§ **WRITTEN TASK**: Collect all lines below with the string "măng".

****************************************

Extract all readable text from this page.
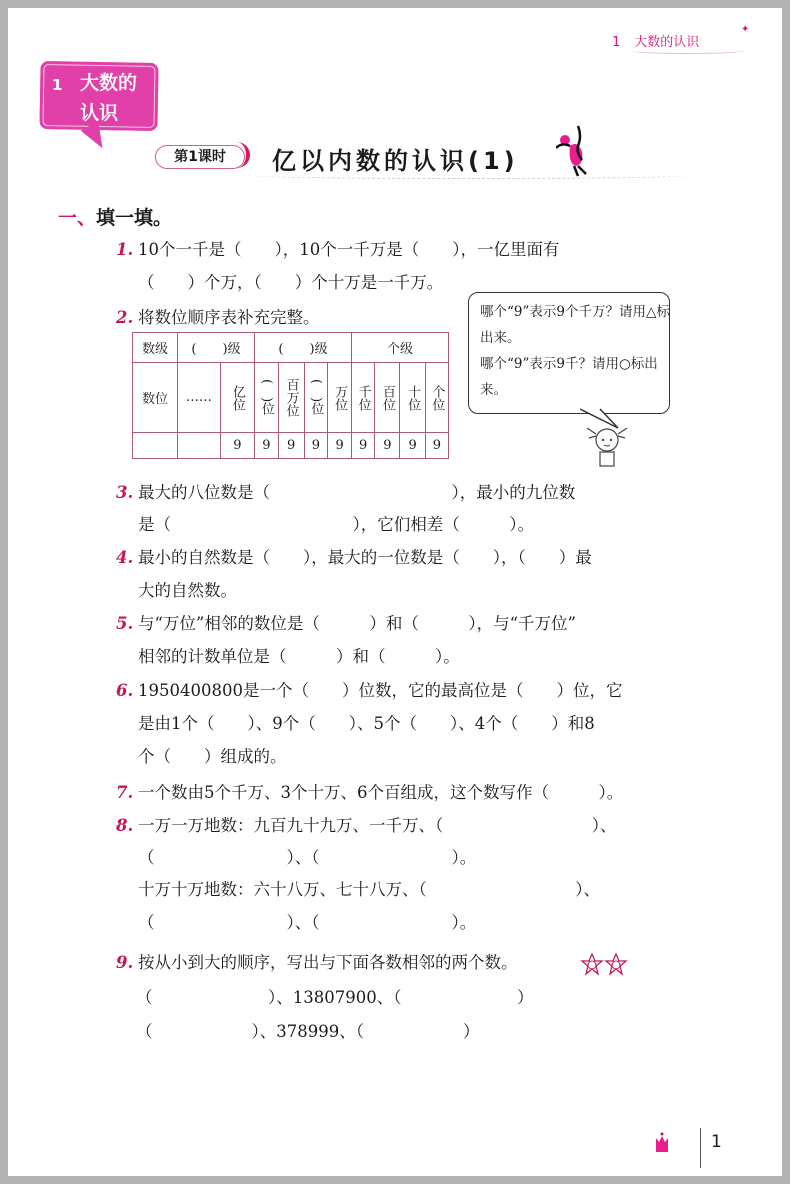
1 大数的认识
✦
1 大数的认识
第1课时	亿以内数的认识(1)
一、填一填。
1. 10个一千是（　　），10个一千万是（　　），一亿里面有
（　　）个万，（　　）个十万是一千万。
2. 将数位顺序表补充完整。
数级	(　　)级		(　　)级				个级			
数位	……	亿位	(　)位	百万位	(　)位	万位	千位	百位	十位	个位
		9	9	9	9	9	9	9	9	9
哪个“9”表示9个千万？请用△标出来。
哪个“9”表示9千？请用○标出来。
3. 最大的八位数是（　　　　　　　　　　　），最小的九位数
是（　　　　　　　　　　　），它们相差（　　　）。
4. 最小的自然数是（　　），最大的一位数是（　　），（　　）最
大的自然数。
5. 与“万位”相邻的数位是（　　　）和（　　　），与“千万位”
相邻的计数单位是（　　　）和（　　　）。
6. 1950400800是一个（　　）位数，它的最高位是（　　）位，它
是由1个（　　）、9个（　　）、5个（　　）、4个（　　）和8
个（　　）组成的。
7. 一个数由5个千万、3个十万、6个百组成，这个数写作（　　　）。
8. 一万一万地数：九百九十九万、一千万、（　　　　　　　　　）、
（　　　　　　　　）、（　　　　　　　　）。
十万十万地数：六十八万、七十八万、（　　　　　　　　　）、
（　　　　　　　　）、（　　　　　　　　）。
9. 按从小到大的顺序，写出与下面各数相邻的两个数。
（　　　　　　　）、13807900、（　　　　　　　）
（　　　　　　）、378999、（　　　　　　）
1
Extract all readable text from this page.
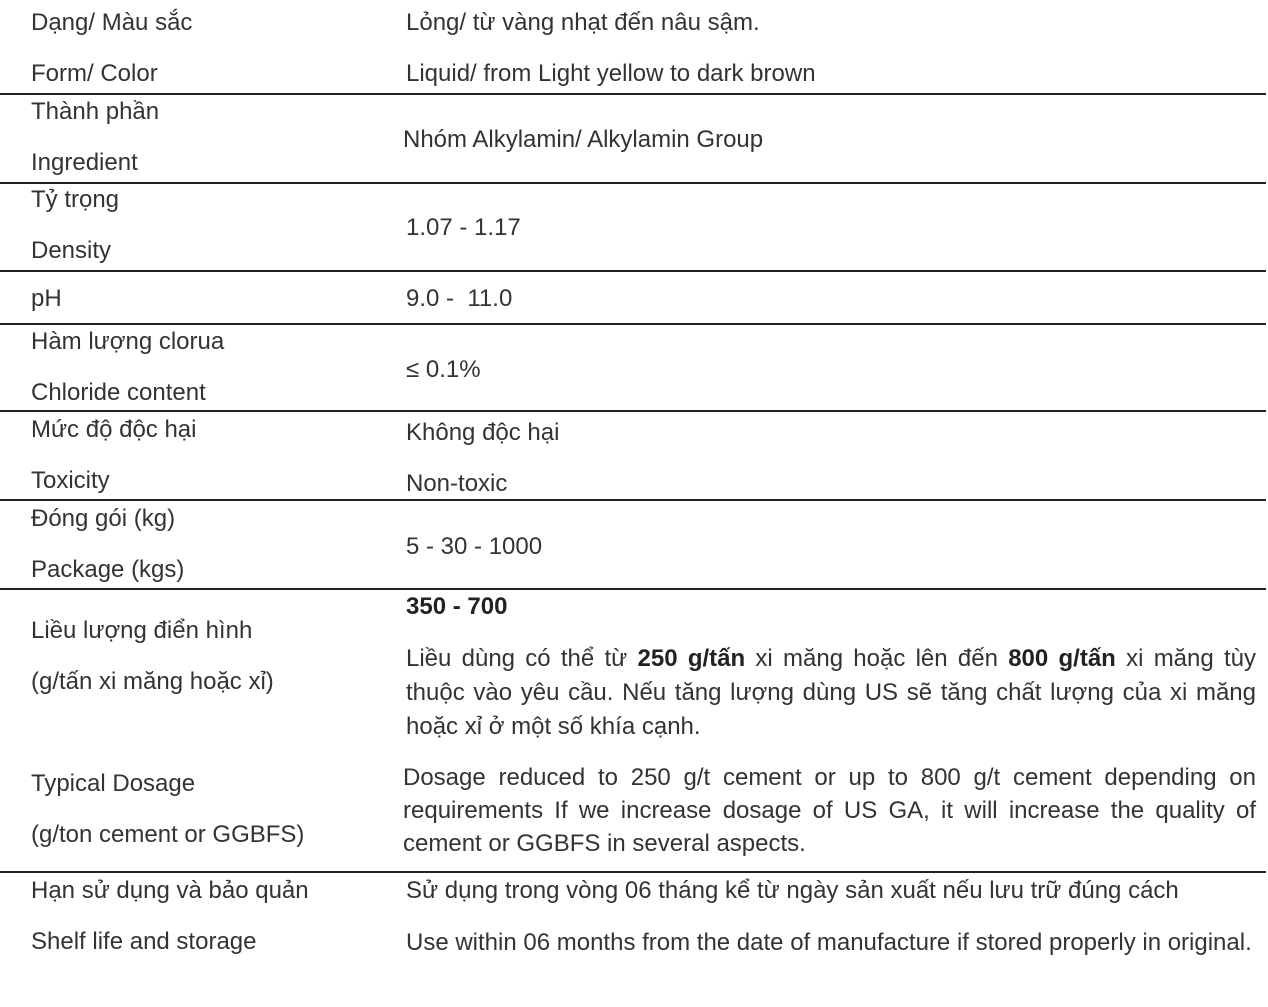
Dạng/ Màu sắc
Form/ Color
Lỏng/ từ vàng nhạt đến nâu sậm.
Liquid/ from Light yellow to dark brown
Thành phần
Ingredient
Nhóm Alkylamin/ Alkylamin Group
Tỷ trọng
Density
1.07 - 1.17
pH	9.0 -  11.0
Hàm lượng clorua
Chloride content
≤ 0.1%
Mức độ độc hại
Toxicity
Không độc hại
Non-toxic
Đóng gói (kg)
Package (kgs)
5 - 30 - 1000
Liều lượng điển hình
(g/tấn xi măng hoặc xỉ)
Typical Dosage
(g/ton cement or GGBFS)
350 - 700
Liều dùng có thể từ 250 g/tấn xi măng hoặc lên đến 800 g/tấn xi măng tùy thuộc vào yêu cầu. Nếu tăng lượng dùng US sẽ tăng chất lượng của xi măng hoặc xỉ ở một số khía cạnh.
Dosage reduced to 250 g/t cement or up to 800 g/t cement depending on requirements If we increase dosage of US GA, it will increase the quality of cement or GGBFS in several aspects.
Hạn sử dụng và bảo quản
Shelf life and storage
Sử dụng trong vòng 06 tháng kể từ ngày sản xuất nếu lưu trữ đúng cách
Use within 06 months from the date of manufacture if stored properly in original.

****************************************

§ **SOLUTION BELOW**:
(g/tấn xi măng hoặc xỉ)
Liều dùng có thể từ 250 g/tấn xi măng hoặc lên đến 800 g/tấn xi măng tùy thuộc vào yêu cầu. Nếu tăng lượng dùng US sẽ tăng chất lượng của xi măng hoặc xỉ ở một số khía cạnh.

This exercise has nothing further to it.